Collected data entries:
********

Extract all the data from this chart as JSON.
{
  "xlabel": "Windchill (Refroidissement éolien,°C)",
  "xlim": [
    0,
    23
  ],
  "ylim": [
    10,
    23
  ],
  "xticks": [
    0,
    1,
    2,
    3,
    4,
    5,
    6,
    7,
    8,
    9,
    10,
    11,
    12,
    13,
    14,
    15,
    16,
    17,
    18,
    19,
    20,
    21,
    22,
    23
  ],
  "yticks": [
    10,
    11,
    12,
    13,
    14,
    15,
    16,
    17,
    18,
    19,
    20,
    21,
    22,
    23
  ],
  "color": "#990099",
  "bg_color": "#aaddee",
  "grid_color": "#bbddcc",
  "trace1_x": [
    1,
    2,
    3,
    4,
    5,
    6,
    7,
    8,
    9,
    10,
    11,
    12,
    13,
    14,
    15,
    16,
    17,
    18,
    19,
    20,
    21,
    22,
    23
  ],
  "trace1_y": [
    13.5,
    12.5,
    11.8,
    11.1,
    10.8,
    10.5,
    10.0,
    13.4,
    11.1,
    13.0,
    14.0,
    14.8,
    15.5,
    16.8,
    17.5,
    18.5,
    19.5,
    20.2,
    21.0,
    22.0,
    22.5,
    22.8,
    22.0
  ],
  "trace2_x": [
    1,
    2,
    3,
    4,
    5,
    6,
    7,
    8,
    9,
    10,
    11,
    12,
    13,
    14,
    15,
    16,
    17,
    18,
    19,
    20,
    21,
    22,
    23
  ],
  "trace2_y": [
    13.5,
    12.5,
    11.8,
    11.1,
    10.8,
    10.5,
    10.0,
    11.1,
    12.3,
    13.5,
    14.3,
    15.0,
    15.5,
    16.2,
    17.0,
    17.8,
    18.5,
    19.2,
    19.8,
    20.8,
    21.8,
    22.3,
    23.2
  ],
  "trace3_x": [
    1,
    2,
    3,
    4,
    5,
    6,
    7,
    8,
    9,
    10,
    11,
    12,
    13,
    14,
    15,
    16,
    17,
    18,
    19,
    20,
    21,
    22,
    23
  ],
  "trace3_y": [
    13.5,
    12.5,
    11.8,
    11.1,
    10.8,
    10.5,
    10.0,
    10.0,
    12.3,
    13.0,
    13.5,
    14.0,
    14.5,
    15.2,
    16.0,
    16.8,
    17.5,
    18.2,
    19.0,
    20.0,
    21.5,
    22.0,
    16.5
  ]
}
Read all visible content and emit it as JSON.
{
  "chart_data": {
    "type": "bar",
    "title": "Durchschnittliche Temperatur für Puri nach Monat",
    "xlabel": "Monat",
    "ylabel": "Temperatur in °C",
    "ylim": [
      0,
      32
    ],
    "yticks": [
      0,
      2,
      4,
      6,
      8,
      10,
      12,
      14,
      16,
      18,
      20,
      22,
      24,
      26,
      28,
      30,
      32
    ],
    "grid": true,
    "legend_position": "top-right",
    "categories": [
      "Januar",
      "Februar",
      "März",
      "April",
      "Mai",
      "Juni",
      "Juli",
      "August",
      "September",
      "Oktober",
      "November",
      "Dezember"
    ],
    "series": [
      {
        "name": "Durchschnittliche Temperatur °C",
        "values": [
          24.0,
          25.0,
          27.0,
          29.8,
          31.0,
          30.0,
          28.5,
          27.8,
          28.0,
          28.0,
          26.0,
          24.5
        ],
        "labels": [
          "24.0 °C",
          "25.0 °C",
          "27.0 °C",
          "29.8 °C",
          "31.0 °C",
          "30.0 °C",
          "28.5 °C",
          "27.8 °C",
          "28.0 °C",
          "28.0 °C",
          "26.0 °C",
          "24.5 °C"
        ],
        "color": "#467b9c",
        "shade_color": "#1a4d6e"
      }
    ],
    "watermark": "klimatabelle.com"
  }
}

********

Task description: Each record must be repeated exactly as it is.

Result for this task:
Extract all the data from this chart as JSON.
{
  "xlabel": "Windchill (Refroidissement éolien,°C)",
  "xlim": [
    0,
    23
  ],
  "ylim": [
    10,
    23
  ],
  "xticks": [
    0,
    1,
    2,
    3,
    4,
    5,
    6,
    7,
    8,
    9,
    10,
    11,
    12,
    13,
    14,
    15,
    16,
    17,
    18,
    19,
    20,
    21,
    22,
    23
  ],
  "yticks": [
    10,
    11,
    12,
    13,
    14,
    15,
    16,
    17,
    18,
    19,
    20,
    21,
    22,
    23
  ],
  "color": "#990099",
  "bg_color": "#aaddee",
  "grid_color": "#bbddcc",
  "trace1_x": [
    1,
    2,
    3,
    4,
    5,
    6,
    7,
    8,
    9,
    10,
    11,
    12,
    13,
    14,
    15,
    16,
    17,
    18,
    19,
    20,
    21,
    22,
    23
  ],
  "trace1_y": [
    13.5,
    12.5,
    11.8,
    11.1,
    10.8,
    10.5,
    10.0,
    13.4,
    11.1,
    13.0,
    14.0,
    14.8,
    15.5,
    16.8,
    17.5,
    18.5,
    19.5,
    20.2,
    21.0,
    22.0,
    22.5,
    22.8,
    22.0
  ],
  "trace2_x": [
    1,
    2,
    3,
    4,
    5,
    6,
    7,
    8,
    9,
    10,
    11,
    12,
    13,
    14,
    15,
    16,
    17,
    18,
    19,
    20,
    21,
    22,
    23
  ],
  "trace2_y": [
    13.5,
    12.5,
    11.8,
    11.1,
    10.8,
    10.5,
    10.0,
    11.1,
    12.3,
    13.5,
    14.3,
    15.0,
    15.5,
    16.2,
    17.0,
    17.8,
    18.5,
    19.2,
    19.8,
    20.8,
    21.8,
    22.3,
    23.2
  ],
  "trace3_x": [
    1,
    2,
    3,
    4,
    5,
    6,
    7,
    8,
    9,
    10,
    11,
    12,
    13,
    14,
    15,
    16,
    17,
    18,
    19,
    20,
    21,
    22,
    23
  ],
  "trace3_y": [
    13.5,
    12.5,
    11.8,
    11.1,
    10.8,
    10.5,
    10.0,
    10.0,
    12.3,
    13.0,
    13.5,
    14.0,
    14.5,
    15.2,
    16.0,
    16.8,
    17.5,
    18.2,
    19.0,
    20.0,
    21.5,
    22.0,
    16.5
  ]
}
Read all visible content and emit it as JSON.
{
  "chart_data": {
    "type": "bar",
    "title": "Durchschnittliche Temperatur für Puri nach Monat",
    "xlabel": "Monat",
    "ylabel": "Temperatur in °C",
    "ylim": [
      0,
      32
    ],
    "yticks": [
      0,
      2,
      4,
      6,
      8,
      10,
      12,
      14,
      16,
      18,
      20,
      22,
      24,
      26,
      28,
      30,
      32
    ],
    "grid": true,
    "legend_position": "top-right",
    "categories": [
      "Januar",
      "Februar",
      "März",
      "April",
      "Mai",
      "Juni",
      "Juli",
      "August",
      "September",
      "Oktober",
      "November",
      "Dezember"
    ],
    "series": [
      {
        "name": "Durchschnittliche Temperatur °C",
        "values": [
          24.0,
          25.0,
          27.0,
          29.8,
          31.0,
          30.0,
          28.5,
          27.8,
          28.0,
          28.0,
          26.0,
          24.5
        ],
        "labels": [
          "24.0 °C",
          "25.0 °C",
          "27.0 °C",
          "29.8 °C",
          "31.0 °C",
          "30.0 °C",
          "28.5 °C",
          "27.8 °C",
          "28.0 °C",
          "28.0 °C",
          "26.0 °C",
          "24.5 °C"
        ],
        "color": "#467b9c",
        "shade_color": "#1a4d6e"
      }
    ],
    "watermark": "klimatabelle.com"
  }
}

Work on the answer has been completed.